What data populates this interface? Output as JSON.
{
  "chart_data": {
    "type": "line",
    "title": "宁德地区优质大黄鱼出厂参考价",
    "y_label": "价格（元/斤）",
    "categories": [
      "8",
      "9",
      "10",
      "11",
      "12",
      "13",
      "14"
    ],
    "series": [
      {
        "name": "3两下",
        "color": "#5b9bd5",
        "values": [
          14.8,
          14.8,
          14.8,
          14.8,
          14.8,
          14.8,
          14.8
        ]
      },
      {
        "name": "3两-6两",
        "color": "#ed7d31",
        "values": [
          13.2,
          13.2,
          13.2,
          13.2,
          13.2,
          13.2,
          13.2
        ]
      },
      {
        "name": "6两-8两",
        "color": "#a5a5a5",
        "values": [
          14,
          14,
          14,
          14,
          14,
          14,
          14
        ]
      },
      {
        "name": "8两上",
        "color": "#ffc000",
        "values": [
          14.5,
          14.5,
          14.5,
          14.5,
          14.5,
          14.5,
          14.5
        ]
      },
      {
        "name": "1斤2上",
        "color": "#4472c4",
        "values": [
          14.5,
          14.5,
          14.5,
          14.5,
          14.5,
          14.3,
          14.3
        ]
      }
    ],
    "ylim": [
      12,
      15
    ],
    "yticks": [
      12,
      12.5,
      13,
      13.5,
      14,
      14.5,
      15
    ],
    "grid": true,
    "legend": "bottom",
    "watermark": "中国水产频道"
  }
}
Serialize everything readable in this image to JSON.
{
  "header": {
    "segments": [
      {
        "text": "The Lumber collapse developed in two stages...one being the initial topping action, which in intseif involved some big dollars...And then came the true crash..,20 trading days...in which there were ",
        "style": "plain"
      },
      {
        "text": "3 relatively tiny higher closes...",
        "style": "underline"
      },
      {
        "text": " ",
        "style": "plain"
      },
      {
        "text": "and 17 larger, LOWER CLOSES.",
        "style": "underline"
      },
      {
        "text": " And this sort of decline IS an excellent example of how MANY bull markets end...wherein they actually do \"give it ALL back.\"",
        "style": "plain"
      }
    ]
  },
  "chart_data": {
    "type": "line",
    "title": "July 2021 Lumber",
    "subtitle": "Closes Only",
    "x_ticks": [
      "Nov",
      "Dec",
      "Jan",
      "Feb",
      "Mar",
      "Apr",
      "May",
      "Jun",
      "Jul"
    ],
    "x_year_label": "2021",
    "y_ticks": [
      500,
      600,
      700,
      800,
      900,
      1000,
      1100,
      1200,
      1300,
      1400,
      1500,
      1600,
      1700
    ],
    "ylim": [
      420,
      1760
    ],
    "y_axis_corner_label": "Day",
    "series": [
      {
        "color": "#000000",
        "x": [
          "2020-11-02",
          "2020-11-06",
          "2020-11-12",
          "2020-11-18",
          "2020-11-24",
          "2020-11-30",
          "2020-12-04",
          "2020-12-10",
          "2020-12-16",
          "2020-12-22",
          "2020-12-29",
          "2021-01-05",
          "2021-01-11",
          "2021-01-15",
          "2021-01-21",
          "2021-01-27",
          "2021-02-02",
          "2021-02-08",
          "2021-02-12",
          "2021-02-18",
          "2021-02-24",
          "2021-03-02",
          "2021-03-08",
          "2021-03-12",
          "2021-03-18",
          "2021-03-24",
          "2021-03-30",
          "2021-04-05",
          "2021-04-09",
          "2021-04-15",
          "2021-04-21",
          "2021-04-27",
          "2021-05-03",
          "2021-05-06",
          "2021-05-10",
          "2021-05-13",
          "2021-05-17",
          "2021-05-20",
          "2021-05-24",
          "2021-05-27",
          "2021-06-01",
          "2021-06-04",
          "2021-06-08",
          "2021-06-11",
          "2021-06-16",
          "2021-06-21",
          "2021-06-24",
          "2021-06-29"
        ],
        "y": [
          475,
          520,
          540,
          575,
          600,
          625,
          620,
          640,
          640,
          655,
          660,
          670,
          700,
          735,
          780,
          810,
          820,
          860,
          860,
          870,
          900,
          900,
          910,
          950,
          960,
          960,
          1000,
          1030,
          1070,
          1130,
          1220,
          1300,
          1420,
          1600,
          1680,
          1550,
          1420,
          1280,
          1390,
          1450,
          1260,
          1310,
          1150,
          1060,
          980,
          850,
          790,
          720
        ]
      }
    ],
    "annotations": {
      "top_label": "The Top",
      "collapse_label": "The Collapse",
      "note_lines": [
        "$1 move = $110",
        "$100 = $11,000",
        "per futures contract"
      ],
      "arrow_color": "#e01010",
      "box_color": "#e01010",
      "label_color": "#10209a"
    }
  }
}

= = = =

> _Written instruction_
Check each line of the records above for the string "true", and report every line that has it.

> _Output for this task_
    "grid": true,
        "text": "The Lumber collapse developed in two stages...one being the initial topping action, which in intseif involved some big dollars...And then came the true crash..,20 trading days...in which there were ",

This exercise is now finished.